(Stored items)

::::::::

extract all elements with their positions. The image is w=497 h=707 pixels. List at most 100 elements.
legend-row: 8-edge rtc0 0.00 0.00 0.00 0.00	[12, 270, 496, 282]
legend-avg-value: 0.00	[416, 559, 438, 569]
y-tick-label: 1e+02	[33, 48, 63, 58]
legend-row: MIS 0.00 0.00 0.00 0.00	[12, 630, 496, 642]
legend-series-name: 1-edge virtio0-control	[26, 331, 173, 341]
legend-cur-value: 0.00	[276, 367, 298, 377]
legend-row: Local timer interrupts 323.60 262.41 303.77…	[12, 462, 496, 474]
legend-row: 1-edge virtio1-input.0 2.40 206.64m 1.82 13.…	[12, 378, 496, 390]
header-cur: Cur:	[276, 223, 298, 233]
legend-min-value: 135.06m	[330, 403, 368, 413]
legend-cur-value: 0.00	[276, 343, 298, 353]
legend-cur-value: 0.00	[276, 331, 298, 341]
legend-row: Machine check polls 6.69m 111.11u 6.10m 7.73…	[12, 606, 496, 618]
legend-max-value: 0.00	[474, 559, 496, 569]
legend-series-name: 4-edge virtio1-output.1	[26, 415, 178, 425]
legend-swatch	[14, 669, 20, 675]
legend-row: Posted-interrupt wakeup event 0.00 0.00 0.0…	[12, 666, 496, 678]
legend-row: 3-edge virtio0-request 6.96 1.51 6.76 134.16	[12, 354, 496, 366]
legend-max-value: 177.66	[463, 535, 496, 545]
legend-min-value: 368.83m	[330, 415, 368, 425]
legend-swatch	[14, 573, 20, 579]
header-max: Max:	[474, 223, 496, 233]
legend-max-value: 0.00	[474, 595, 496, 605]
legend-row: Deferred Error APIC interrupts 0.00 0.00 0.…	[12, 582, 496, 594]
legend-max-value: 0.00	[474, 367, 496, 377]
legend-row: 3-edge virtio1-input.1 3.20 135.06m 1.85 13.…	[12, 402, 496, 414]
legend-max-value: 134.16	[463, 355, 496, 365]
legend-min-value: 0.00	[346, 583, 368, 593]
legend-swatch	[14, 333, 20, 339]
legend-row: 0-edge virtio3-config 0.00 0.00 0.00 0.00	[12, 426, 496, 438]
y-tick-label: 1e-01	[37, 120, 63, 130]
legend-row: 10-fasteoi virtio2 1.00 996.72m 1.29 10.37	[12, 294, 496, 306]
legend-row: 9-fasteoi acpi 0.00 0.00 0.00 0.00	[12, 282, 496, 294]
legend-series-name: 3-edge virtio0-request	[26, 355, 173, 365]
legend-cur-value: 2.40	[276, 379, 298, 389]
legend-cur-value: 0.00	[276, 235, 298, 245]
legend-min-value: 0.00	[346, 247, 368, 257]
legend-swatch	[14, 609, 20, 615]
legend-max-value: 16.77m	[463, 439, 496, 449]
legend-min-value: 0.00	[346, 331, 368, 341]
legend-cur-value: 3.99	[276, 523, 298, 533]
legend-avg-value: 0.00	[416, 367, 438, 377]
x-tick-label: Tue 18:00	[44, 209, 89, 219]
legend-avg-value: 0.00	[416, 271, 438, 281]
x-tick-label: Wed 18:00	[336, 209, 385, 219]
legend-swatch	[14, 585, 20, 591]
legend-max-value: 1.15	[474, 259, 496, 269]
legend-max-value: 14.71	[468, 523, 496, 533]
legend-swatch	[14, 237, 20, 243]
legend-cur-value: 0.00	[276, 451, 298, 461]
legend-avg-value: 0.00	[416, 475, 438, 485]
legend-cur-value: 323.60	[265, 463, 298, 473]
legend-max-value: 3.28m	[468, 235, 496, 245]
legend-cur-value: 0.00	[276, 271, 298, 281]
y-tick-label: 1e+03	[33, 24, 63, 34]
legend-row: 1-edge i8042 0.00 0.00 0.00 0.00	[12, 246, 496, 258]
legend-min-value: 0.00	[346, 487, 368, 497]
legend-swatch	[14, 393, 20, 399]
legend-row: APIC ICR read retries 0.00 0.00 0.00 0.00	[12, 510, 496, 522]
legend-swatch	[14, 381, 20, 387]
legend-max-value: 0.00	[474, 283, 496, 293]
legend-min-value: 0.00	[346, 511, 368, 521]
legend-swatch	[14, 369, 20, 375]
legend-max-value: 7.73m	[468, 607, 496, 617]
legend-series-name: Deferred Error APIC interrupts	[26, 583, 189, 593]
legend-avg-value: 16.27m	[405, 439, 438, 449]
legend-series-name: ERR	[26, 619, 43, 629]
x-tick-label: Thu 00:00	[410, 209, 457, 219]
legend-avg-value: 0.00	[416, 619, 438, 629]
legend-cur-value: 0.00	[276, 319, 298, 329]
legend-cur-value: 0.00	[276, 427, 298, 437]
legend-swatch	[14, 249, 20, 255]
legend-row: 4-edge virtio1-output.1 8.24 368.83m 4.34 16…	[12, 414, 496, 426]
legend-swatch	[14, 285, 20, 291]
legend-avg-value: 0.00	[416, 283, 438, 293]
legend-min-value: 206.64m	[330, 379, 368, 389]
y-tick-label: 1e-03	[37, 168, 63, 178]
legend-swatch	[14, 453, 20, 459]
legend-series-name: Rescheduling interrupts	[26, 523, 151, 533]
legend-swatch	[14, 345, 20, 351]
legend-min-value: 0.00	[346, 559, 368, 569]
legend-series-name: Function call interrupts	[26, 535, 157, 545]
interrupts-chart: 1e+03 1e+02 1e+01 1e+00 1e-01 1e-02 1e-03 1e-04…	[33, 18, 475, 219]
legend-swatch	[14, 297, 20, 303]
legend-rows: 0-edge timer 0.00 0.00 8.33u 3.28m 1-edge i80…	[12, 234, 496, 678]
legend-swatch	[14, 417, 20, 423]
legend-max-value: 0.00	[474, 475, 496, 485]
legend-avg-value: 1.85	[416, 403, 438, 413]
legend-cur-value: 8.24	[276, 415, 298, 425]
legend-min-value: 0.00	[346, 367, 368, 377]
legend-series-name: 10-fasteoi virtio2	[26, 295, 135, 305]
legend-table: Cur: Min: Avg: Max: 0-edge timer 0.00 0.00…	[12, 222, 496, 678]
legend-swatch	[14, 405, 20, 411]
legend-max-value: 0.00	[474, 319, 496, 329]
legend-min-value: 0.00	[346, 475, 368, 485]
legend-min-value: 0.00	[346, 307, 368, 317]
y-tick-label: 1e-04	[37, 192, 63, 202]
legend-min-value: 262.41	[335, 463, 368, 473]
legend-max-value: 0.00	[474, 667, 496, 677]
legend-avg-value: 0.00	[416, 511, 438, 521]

::::::::

## Challenge
Can you reproduce every line of the stored items above word for word, with nothing changed?

## Answer for this exercise
extract all elements with their positions. The image is w=497 h=707 pixels. List at most 100 elements.
legend-row: 8-edge rtc0 0.00 0.00 0.00 0.00	[12, 270, 496, 282]
legend-avg-value: 0.00	[416, 559, 438, 569]
y-tick-label: 1e+02	[33, 48, 63, 58]
legend-row: MIS 0.00 0.00 0.00 0.00	[12, 630, 496, 642]
legend-series-name: 1-edge virtio0-control	[26, 331, 173, 341]
legend-cur-value: 0.00	[276, 367, 298, 377]
legend-row: Local timer interrupts 323.60 262.41 303.77…	[12, 462, 496, 474]
legend-row: 1-edge virtio1-input.0 2.40 206.64m 1.82 13.…	[12, 378, 496, 390]
header-cur: Cur:	[276, 223, 298, 233]
legend-min-value: 135.06m	[330, 403, 368, 413]
legend-cur-value: 0.00	[276, 343, 298, 353]
legend-cur-value: 0.00	[276, 331, 298, 341]
legend-row: Machine check polls 6.69m 111.11u 6.10m 7.73…	[12, 606, 496, 618]
legend-max-value: 0.00	[474, 559, 496, 569]
legend-series-name: 4-edge virtio1-output.1	[26, 415, 178, 425]
legend-swatch	[14, 669, 20, 675]
legend-row: Posted-interrupt wakeup event 0.00 0.00 0.0…	[12, 666, 496, 678]
legend-row: 3-edge virtio0-request 6.96 1.51 6.76 134.16	[12, 354, 496, 366]
legend-max-value: 177.66	[463, 535, 496, 545]
legend-min-value: 368.83m	[330, 415, 368, 425]
legend-swatch	[14, 573, 20, 579]
header-max: Max:	[474, 223, 496, 233]
legend-max-value: 0.00	[474, 595, 496, 605]
legend-row: Deferred Error APIC interrupts 0.00 0.00 0.…	[12, 582, 496, 594]
legend-max-value: 0.00	[474, 367, 496, 377]
legend-row: 3-edge virtio1-input.1 3.20 135.06m 1.85 13.…	[12, 402, 496, 414]
legend-max-value: 134.16	[463, 355, 496, 365]
legend-min-value: 0.00	[346, 583, 368, 593]
legend-swatch	[14, 333, 20, 339]
legend-row: 0-edge virtio3-config 0.00 0.00 0.00 0.00	[12, 426, 496, 438]
y-tick-label: 1e-01	[37, 120, 63, 130]
legend-row: 10-fasteoi virtio2 1.00 996.72m 1.29 10.37	[12, 294, 496, 306]
legend-row: 9-fasteoi acpi 0.00 0.00 0.00 0.00	[12, 282, 496, 294]
legend-series-name: 3-edge virtio0-request	[26, 355, 173, 365]
legend-cur-value: 2.40	[276, 379, 298, 389]
legend-cur-value: 0.00	[276, 235, 298, 245]
legend-min-value: 0.00	[346, 247, 368, 257]
legend-swatch	[14, 609, 20, 615]
legend-max-value: 16.77m	[463, 439, 496, 449]
legend-min-value: 0.00	[346, 331, 368, 341]
legend-cur-value: 3.99	[276, 523, 298, 533]
legend-avg-value: 0.00	[416, 367, 438, 377]
x-tick-label: Tue 18:00	[44, 209, 89, 219]
legend-avg-value: 0.00	[416, 271, 438, 281]
x-tick-label: Wed 18:00	[336, 209, 385, 219]
legend-swatch	[14, 585, 20, 591]
legend-max-value: 1.15	[474, 259, 496, 269]
legend-max-value: 14.71	[468, 523, 496, 533]
legend-swatch	[14, 237, 20, 243]
legend-cur-value: 0.00	[276, 451, 298, 461]
legend-avg-value: 0.00	[416, 475, 438, 485]
legend-cur-value: 323.60	[265, 463, 298, 473]
legend-max-value: 3.28m	[468, 235, 496, 245]
legend-cur-value: 0.00	[276, 271, 298, 281]
y-tick-label: 1e+03	[33, 24, 63, 34]
legend-row: 1-edge i8042 0.00 0.00 0.00 0.00	[12, 246, 496, 258]
legend-min-value: 0.00	[346, 487, 368, 497]
legend-swatch	[14, 393, 20, 399]
legend-row: APIC ICR read retries 0.00 0.00 0.00 0.00	[12, 510, 496, 522]
legend-swatch	[14, 381, 20, 387]
legend-max-value: 0.00	[474, 283, 496, 293]
legend-min-value: 0.00	[346, 511, 368, 521]
legend-swatch	[14, 369, 20, 375]
legend-max-value: 7.73m	[468, 607, 496, 617]
legend-series-name: Deferred Error APIC interrupts	[26, 583, 189, 593]
legend-avg-value: 16.27m	[405, 439, 438, 449]
legend-series-name: ERR	[26, 619, 43, 629]
x-tick-label: Thu 00:00	[410, 209, 457, 219]
legend-avg-value: 0.00	[416, 619, 438, 629]
legend-cur-value: 0.00	[276, 319, 298, 329]
legend-cur-value: 0.00	[276, 427, 298, 437]
legend-swatch	[14, 249, 20, 255]
legend-row: 4-edge virtio1-output.1 8.24 368.83m 4.34 16…	[12, 414, 496, 426]
legend-swatch	[14, 285, 20, 291]
legend-avg-value: 0.00	[416, 283, 438, 293]
legend-min-value: 206.64m	[330, 379, 368, 389]
y-tick-label: 1e-03	[37, 168, 63, 178]
legend-swatch	[14, 453, 20, 459]
legend-series-name: Rescheduling interrupts	[26, 523, 151, 533]
legend-swatch	[14, 345, 20, 351]
legend-min-value: 0.00	[346, 559, 368, 569]
legend-series-name: Function call interrupts	[26, 535, 157, 545]
interrupts-chart: 1e+03 1e+02 1e+01 1e+00 1e-01 1e-02 1e-03 1e-04…	[33, 18, 475, 219]
legend-swatch	[14, 297, 20, 303]
legend-rows: 0-edge timer 0.00 0.00 8.33u 3.28m 1-edge i80…	[12, 234, 496, 678]
legend-swatch	[14, 417, 20, 423]
legend-max-value: 0.00	[474, 475, 496, 485]
legend-avg-value: 1.85	[416, 403, 438, 413]
legend-cur-value: 8.24	[276, 415, 298, 425]
legend-min-value: 0.00	[346, 367, 368, 377]
legend-series-name: 10-fasteoi virtio2	[26, 295, 135, 305]
legend-table: Cur: Min: Avg: Max: 0-edge timer 0.00 0.00…	[12, 222, 496, 678]
legend-swatch	[14, 405, 20, 411]
legend-max-value: 0.00	[474, 319, 496, 329]
legend-min-value: 0.00	[346, 475, 368, 485]
legend-min-value: 0.00	[346, 307, 368, 317]
y-tick-label: 1e-04	[37, 192, 63, 202]
legend-min-value: 262.41	[335, 463, 368, 473]
legend-max-value: 0.00	[474, 667, 496, 677]
legend-avg-value: 0.00	[416, 511, 438, 521]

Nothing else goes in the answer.